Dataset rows
■ ■ ■ ■ ■
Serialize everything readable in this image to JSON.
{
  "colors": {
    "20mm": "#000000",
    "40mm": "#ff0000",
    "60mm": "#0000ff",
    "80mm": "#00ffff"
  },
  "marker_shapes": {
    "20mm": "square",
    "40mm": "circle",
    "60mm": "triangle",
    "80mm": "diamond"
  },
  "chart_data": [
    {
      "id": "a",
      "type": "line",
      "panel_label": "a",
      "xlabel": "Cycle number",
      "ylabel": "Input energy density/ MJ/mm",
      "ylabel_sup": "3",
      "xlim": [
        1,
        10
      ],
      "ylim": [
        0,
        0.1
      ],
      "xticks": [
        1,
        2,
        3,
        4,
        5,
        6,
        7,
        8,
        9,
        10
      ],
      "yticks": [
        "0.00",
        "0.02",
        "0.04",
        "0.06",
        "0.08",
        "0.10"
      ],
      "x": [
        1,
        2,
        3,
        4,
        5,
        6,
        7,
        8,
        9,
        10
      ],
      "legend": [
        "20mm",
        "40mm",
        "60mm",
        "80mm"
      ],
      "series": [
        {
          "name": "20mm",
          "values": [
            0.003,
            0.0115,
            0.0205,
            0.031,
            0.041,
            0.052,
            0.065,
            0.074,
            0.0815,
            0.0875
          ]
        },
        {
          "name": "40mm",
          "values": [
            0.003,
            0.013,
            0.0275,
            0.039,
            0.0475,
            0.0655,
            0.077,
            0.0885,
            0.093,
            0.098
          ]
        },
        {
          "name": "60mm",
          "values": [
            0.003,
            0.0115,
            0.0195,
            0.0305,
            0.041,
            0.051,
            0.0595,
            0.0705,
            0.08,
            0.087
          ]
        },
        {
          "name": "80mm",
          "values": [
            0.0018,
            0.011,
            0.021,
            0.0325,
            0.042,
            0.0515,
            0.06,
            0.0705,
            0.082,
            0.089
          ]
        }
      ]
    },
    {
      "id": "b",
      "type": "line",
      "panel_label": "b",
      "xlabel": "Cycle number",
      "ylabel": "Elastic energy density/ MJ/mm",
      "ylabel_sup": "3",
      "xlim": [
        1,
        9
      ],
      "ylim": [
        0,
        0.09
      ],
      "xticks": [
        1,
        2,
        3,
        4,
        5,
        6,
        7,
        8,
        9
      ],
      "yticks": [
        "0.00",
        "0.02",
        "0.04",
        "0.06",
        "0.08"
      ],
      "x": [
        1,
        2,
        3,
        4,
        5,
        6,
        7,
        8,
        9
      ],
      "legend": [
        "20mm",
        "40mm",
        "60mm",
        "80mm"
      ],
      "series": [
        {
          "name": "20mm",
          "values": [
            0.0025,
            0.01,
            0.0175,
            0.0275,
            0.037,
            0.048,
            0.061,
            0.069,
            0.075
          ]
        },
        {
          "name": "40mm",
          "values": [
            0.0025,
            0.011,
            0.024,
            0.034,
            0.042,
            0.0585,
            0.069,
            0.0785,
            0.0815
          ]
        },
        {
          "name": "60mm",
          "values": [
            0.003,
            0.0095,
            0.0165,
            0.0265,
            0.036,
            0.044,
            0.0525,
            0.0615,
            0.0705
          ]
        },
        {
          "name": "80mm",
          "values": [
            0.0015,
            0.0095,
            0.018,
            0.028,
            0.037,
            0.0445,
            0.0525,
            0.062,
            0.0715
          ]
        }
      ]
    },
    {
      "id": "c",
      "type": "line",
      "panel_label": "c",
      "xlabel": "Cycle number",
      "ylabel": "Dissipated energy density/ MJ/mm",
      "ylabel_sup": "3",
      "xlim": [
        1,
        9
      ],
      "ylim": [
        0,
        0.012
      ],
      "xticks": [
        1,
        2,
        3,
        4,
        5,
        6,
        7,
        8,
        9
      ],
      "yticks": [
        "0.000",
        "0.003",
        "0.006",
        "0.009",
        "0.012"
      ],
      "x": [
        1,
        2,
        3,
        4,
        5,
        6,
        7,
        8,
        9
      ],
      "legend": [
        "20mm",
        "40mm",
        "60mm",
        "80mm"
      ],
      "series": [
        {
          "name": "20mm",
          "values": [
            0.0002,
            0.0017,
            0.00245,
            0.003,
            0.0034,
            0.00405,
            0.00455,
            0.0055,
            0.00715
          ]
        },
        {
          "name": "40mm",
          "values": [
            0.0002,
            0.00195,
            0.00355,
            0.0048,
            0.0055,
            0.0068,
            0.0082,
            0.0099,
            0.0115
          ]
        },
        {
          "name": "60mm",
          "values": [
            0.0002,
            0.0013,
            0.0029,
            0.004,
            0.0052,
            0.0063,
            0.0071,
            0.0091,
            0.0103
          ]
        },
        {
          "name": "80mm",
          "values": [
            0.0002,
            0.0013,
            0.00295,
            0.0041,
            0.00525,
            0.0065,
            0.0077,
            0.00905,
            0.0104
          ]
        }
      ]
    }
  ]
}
■ ■ ■ ■ ■
[What is required]
Repeat the data above exactly.

[Exercise solution]
Serialize everything readable in this image to JSON.
{
  "colors": {
    "20mm": "#000000",
    "40mm": "#ff0000",
    "60mm": "#0000ff",
    "80mm": "#00ffff"
  },
  "marker_shapes": {
    "20mm": "square",
    "40mm": "circle",
    "60mm": "triangle",
    "80mm": "diamond"
  },
  "chart_data": [
    {
      "id": "a",
      "type": "line",
      "panel_label": "a",
      "xlabel": "Cycle number",
      "ylabel": "Input energy density/ MJ/mm",
      "ylabel_sup": "3",
      "xlim": [
        1,
        10
      ],
      "ylim": [
        0,
        0.1
      ],
      "xticks": [
        1,
        2,
        3,
        4,
        5,
        6,
        7,
        8,
        9,
        10
      ],
      "yticks": [
        "0.00",
        "0.02",
        "0.04",
        "0.06",
        "0.08",
        "0.10"
      ],
      "x": [
        1,
        2,
        3,
        4,
        5,
        6,
        7,
        8,
        9,
        10
      ],
      "legend": [
        "20mm",
        "40mm",
        "60mm",
        "80mm"
      ],
      "series": [
        {
          "name": "20mm",
          "values": [
            0.003,
            0.0115,
            0.0205,
            0.031,
            0.041,
            0.052,
            0.065,
            0.074,
            0.0815,
            0.0875
          ]
        },
        {
          "name": "40mm",
          "values": [
            0.003,
            0.013,
            0.0275,
            0.039,
            0.0475,
            0.0655,
            0.077,
            0.0885,
            0.093,
            0.098
          ]
        },
        {
          "name": "60mm",
          "values": [
            0.003,
            0.0115,
            0.0195,
            0.0305,
            0.041,
            0.051,
            0.0595,
            0.0705,
            0.08,
            0.087
          ]
        },
        {
          "name": "80mm",
          "values": [
            0.0018,
            0.011,
            0.021,
            0.0325,
            0.042,
            0.0515,
            0.06,
            0.0705,
            0.082,
            0.089
          ]
        }
      ]
    },
    {
      "id": "b",
      "type": "line",
      "panel_label": "b",
      "xlabel": "Cycle number",
      "ylabel": "Elastic energy density/ MJ/mm",
      "ylabel_sup": "3",
      "xlim": [
        1,
        9
      ],
      "ylim": [
        0,
        0.09
      ],
      "xticks": [
        1,
        2,
        3,
        4,
        5,
        6,
        7,
        8,
        9
      ],
      "yticks": [
        "0.00",
        "0.02",
        "0.04",
        "0.06",
        "0.08"
      ],
      "x": [
        1,
        2,
        3,
        4,
        5,
        6,
        7,
        8,
        9
      ],
      "legend": [
        "20mm",
        "40mm",
        "60mm",
        "80mm"
      ],
      "series": [
        {
          "name": "20mm",
          "values": [
            0.0025,
            0.01,
            0.0175,
            0.0275,
            0.037,
            0.048,
            0.061,
            0.069,
            0.075
          ]
        },
        {
          "name": "40mm",
          "values": [
            0.0025,
            0.011,
            0.024,
            0.034,
            0.042,
            0.0585,
            0.069,
            0.0785,
            0.0815
          ]
        },
        {
          "name": "60mm",
          "values": [
            0.003,
            0.0095,
            0.0165,
            0.0265,
            0.036,
            0.044,
            0.0525,
            0.0615,
            0.0705
          ]
        },
        {
          "name": "80mm",
          "values": [
            0.0015,
            0.0095,
            0.018,
            0.028,
            0.037,
            0.0445,
            0.0525,
            0.062,
            0.0715
          ]
        }
      ]
    },
    {
      "id": "c",
      "type": "line",
      "panel_label": "c",
      "xlabel": "Cycle number",
      "ylabel": "Dissipated energy density/ MJ/mm",
      "ylabel_sup": "3",
      "xlim": [
        1,
        9
      ],
      "ylim": [
        0,
        0.012
      ],
      "xticks": [
        1,
        2,
        3,
        4,
        5,
        6,
        7,
        8,
        9
      ],
      "yticks": [
        "0.000",
        "0.003",
        "0.006",
        "0.009",
        "0.012"
      ],
      "x": [
        1,
        2,
        3,
        4,
        5,
        6,
        7,
        8,
        9
      ],
      "legend": [
        "20mm",
        "40mm",
        "60mm",
        "80mm"
      ],
      "series": [
        {
          "name": "20mm",
          "values": [
            0.0002,
            0.0017,
            0.00245,
            0.003,
            0.0034,
            0.00405,
            0.00455,
            0.0055,
            0.00715
          ]
        },
        {
          "name": "40mm",
          "values": [
            0.0002,
            0.00195,
            0.00355,
            0.0048,
            0.0055,
            0.0068,
            0.0082,
            0.0099,
            0.0115
          ]
        },
        {
          "name": "60mm",
          "values": [
            0.0002,
            0.0013,
            0.0029,
            0.004,
            0.0052,
            0.0063,
            0.0071,
            0.0091,
            0.0103
          ]
        },
        {
          "name": "80mm",
          "values": [
            0.0002,
            0.0013,
            0.00295,
            0.0041,
            0.00525,
            0.0065,
            0.0077,
            0.00905,
            0.0104
          ]
        }
      ]
    }
  ]
}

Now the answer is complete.